## MATERIAL SHOWN

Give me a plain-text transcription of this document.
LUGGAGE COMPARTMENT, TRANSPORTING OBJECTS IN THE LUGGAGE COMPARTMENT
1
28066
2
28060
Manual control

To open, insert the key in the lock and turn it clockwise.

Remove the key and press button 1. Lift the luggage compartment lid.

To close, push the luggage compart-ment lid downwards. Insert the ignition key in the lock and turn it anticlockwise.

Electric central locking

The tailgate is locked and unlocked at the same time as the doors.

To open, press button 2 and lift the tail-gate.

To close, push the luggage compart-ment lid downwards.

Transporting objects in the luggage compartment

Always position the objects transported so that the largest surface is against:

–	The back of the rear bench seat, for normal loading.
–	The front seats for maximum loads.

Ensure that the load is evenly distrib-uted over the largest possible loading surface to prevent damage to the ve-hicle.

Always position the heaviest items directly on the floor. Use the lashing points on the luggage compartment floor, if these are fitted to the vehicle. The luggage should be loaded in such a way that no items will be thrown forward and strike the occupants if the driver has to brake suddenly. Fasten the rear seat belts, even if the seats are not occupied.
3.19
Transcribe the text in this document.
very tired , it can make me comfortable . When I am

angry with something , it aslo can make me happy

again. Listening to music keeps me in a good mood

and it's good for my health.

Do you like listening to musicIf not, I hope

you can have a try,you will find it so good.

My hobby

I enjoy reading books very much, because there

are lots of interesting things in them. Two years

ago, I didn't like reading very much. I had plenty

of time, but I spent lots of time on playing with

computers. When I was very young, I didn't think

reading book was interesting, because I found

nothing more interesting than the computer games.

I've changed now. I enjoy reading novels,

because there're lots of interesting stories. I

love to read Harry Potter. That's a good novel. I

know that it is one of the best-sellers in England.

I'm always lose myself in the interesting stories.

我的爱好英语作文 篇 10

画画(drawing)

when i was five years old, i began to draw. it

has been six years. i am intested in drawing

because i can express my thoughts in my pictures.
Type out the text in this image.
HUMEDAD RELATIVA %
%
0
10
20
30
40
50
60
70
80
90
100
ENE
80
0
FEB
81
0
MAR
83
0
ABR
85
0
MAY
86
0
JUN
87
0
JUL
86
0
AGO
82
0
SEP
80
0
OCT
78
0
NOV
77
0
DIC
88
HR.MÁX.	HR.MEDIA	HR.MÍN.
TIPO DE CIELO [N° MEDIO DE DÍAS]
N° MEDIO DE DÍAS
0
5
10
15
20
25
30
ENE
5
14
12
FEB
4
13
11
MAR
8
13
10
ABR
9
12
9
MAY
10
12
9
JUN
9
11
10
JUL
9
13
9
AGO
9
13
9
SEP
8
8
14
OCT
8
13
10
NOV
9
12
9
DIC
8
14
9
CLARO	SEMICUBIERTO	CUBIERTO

## REQUIREMENT
Repeat exactly, and only, the lines from the line with "Type out the text in this image." through the end of the listing above, both ends included.

## WORKED ANSWER
Type out the text in this image.
HUMEDAD RELATIVA %
%
0
10
20
30
40
50
60
70
80
90
100
ENE
80
0
FEB
81
0
MAR
83
0
ABR
85
0
MAY
86
0
JUN
87
0
JUL
86
0
AGO
82
0
SEP
80
0
OCT
78
0
NOV
77
0
DIC
88
HR.MÁX.	HR.MEDIA	HR.MÍN.
TIPO DE CIELO [N° MEDIO DE DÍAS]
N° MEDIO DE DÍAS
0
5
10
15
20
25
30
ENE
5
14
12
FEB
4
13
11
MAR
8
13
10
ABR
9
12
9
MAY
10
12
9
JUN
9
11
10
JUL
9
13
9
AGO
9
13
9
SEP
8
8
14
OCT
8
13
10
NOV
9
12
9
DIC
8
14
9
CLARO	SEMICUBIERTO	CUBIERTO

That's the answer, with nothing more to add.